--- TEXT UNDER STUDY Enclosed Below ---

Disguising vitiligo with make-up, self-tanning compounds or dyes is a safe, easy way to make it less noticeable. Waterproof cosmetics to match almost all skin colors are available. Stains that dye the skin can be used to color the white patches to more closely match normal skin color. These stains gradually wear off. Self-tanning compounds contain a chemical called dihydroxyacetone that does not need melanocytes to make the skin a tan color. The color from self-tanning creams also slowly wears off. None of these change the disease, but they can improve appearance. Micropigmentation tatooing of small areas may be helpful.
If sunscreens and cover-ups are not satisfactory, your doctor may recommend other treatment. Treatment can be aimed at returning normal pigment (re-pigmentation) or destroying remaining pigment (depigmentation). None of the re-pigmentation methods are permanent cures.
Treatment of Vitiligo Disease in Children
Aggressive treatment is generally not used in children. Sunscreen and cover-up measures are usually the best treatments. Topical corticosteroids can also be used, but must be monitored. PUVA is usually not recommended until after age 12, and then the risks and benefits of this treatment must be carefully weighed.
Topical Corticosteroids — Creams containing corticosteroid compounds can be effective in returning pigment to small areas of vitiligo disease. These can be used along with other treatments. These agents can thin the skin or even cause stretch marks in certain areas. They should be used under your dermatologist's care.
PUVA is a form of repigmentation therapy where a type of medication known as psoralen is used. This chemical makes the skin very sensitive to light. Then the skin is treated with a special type of ultraviolet light call UVA. Sometimes, when vitiligo is limited to a few small areas, psoralens can be applied to the vitiligo areas before UVA treatments. Usually, however, psoralens are given in pill form. Treatment with PUVA has a 50 to 70% chance of returning color on the face, trunk, and upper arms and upper legs. Hands and feet respond very poorly. Usually at least a year of twice weekly treatments are required. PUVA must be given under close supervision by your dermatologist. Side effects of PUVA include sunburn-type reactions. When used long-term, freckling of the skin may result and there is an increased risk of skin cancer. Because psoralens also make the eyes more sensitive to light, UVA blocking eyeglasses must be worn from the time of exposure to psoralen until sunset that day to prevent an increased risk of cataracts. PUVA is not usually used in children under the age of 12, in pregnant or breast feeding women, or in individuals with certain medical conditions.

--- End of Enclosed TEXT UNDER STUDY ---
--- DATA TO EXAMINE Enclosed Below ---

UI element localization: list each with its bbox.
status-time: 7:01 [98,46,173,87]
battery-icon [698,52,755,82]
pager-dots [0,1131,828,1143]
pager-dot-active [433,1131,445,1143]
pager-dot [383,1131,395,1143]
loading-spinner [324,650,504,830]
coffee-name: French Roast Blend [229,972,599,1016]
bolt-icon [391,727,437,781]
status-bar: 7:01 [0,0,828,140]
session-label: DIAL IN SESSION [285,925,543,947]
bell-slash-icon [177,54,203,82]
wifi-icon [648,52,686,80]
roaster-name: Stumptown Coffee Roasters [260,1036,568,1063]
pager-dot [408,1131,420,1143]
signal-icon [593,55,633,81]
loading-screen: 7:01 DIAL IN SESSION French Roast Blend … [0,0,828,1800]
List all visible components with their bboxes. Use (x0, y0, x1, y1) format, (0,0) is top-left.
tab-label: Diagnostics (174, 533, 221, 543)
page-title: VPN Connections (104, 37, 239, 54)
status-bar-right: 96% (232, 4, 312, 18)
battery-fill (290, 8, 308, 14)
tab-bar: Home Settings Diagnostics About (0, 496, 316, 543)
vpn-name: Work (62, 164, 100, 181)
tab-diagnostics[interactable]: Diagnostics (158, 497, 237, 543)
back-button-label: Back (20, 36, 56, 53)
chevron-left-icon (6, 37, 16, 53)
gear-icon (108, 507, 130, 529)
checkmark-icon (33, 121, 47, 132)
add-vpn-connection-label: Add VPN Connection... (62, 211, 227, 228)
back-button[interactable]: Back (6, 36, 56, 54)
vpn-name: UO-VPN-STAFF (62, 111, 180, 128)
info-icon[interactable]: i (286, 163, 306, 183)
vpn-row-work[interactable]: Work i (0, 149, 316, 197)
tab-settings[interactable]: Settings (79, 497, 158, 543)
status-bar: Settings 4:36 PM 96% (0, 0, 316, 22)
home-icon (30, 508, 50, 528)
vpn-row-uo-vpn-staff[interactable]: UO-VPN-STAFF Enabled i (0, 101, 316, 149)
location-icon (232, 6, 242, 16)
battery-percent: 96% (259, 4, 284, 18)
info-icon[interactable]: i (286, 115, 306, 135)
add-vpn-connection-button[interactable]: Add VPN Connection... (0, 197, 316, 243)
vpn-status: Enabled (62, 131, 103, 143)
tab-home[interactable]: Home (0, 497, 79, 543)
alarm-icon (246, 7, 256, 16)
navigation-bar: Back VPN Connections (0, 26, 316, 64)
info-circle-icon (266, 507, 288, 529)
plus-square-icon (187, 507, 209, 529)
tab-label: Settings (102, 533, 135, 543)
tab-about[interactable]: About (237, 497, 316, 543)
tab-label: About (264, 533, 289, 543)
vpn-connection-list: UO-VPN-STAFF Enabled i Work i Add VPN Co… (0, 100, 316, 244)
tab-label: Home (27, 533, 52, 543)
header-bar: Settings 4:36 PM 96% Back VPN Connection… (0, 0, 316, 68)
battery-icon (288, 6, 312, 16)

--- End of Enclosed DATA TO EXAMINE ---

REQUIRED ACTION 1: In the text on vitiligo treatment, which parts of the body respond very poorly to PUVA?
REQUIRED ACTION 2: Carry on the text about vitiligo treatment past its last sentence.

RESPONSE BOX 1: The hands and feet.

RESPONSE BOX 2:
Narrow Band UVB (NBUVB)
This is a form of photo-therapy that requires the skin to be treated two, sometimes three, times a week for a few months. At this time this form of treatment is not widely available. It may be especially useful in treating children with vitiligo disease.
Transfer of skin from normal to white areas is useful for only a small group of vitiligo patients. It does not generally result in total return of pigment in treated areas.
Other Treatment Options
Other treatment options include a new topical class of drugs called immunomodulators. Due to their safety profile they may be useful in treating eyelids and children. Excimer lasers may be tried as well.
For some patients with extensive involvement, the most practical treatment for vitiligo disease is to remove remaining pigment from normal skin and make the whole body an even white color. This is done with a chemical called monobenzylether of hydroquinone . This therapy takes about a year to complete. The pigment removal is permanent.